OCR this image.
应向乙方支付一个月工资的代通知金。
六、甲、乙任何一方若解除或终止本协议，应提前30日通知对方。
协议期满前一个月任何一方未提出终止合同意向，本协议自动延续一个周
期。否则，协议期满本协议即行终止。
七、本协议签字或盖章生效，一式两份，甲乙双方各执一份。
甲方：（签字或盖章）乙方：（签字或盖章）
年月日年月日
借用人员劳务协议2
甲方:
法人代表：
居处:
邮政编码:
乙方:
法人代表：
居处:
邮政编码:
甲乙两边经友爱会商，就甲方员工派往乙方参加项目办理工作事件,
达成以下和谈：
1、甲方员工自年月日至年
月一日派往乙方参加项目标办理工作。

[Problem to solve]
Write the complete data out, exactly as above.

[Output below]
OCR this image.
应向乙方支付一个月工资的代通知金。
六、甲、乙任何一方若解除或终止本协议，应提前30日通知对方。
协议期满前一个月任何一方未提出终止合同意向，本协议自动延续一个周
期。否则，协议期满本协议即行终止。
七、本协议签字或盖章生效，一式两份，甲乙双方各执一份。
甲方：（签字或盖章）乙方：（签字或盖章）
年月日年月日
借用人员劳务协议2
甲方:
法人代表：
居处:
邮政编码:
乙方:
法人代表：
居处:
邮政编码:
甲乙两边经友爱会商，就甲方员工派往乙方参加项目办理工作事件,
达成以下和谈：
1、甲方员工自年月日至年
月一日派往乙方参加项目标办理工作。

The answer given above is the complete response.